CONSENT AND ASSUMPTION
AGREEMENT
THIS
CONSENT AND ASSUMPTION AGREEMENT (this “ Agreement
”), dated to be effective as of December 31, 2008, by
and between BOB EVANS FARMS, INC., an Ohio corporation (“
Bob Evans ”), successor by merger to BEF Holding Co.,
Inc., a Delaware corporation (the “ Existing Borrower
”), and JPMorgan Chase Bank, N.A. (“ Bank
”).
WHEREAS,
Existing Borrower has executed and delivered to Bank a Line of
Credit Note dated September 30, 2008 in the aggregate
principal amount of $30,000,000 (the “ Note ”),
which Note is guaranteed by a Continuing Guaranty dated
September 30, 2008 by Bob Evans Farms, Inc., a Delaware
corporation, and by Continuing Guaranty dated September 30,
2008 by Mimi’s Café, LLC, a Delaware limited liability
company (each a “ Guaranty ”, and collectively
with the Note, the “ Loan Documents
”).

[Layout annotation data]
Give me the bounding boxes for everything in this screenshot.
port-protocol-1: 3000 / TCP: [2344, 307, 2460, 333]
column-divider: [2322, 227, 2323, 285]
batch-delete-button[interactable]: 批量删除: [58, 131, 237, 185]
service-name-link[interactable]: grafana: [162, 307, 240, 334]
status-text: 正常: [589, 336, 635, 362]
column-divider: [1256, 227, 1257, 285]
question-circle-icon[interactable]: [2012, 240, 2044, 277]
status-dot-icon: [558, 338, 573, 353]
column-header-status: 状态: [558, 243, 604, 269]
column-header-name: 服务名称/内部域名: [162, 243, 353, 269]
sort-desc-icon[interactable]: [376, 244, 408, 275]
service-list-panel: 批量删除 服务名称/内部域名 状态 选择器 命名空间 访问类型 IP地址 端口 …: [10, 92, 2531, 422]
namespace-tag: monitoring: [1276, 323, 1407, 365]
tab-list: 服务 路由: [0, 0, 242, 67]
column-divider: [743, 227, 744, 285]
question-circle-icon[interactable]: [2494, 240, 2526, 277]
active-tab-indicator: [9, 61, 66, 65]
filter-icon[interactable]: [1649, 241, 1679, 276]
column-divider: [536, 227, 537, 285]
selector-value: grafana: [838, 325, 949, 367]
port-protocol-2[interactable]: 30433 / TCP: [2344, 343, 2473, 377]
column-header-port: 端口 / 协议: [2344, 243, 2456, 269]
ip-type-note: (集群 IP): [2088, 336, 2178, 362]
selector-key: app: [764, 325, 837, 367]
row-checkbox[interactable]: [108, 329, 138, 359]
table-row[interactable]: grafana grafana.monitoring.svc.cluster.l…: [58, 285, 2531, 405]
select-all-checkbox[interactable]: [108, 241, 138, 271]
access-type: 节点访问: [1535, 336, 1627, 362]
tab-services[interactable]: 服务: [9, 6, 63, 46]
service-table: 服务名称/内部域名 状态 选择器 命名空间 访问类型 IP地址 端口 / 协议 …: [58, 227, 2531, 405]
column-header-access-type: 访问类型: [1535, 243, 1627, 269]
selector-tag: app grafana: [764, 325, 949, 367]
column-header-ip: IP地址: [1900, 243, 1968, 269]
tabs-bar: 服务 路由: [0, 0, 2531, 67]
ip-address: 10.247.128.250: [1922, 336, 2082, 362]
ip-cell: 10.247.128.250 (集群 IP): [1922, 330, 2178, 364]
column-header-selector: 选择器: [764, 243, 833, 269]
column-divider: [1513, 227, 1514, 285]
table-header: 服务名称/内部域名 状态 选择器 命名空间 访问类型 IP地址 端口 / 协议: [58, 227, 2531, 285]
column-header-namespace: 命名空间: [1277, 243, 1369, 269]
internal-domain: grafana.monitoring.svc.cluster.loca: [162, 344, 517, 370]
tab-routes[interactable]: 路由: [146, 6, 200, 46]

• [Directive] Write a continuation of the consent and assumption agreement between the parties named at its opening, beginning immediately after its final sentence.

• [Response to this task]
WHEREAS,
concurrently with the execution of this Agreement, Existing
Borrower and certain of its subsidiaries, including Bob Evans, will
undergo a reorganization whereby the Existing Borrower will be
merged with and into its wholly-owned subsidiary, Bob Evans (the
“ Reorganization ”);
WHEREAS,
Bob Evans has requested that Bank consent to the Reorganization and
waive any default or event of default resulting from the
Reorganization under the Loan Documents;
WHEREAS,
in connection with the Reorganization, Bob Evans, as successor to
Existing Borrower, will become the “Borrower” under the
Note and will assume all obligations thereunder;
WHEREAS,
Bob Evans wishes to acknowledge and confirm that the obligations,
liabilities and indebtedness of the Existing Borrower under the
Note continue in full force and effect, unimpaired and
undischarged, as provided herein;
NOW,
THEREFORE, in consideration of the premises, the parties hereto
hereby agree as follows:
1.
Unless otherwise defined herein, capitalized terms used herein
shall have the respective meanings assigned to them in the
Note.
2.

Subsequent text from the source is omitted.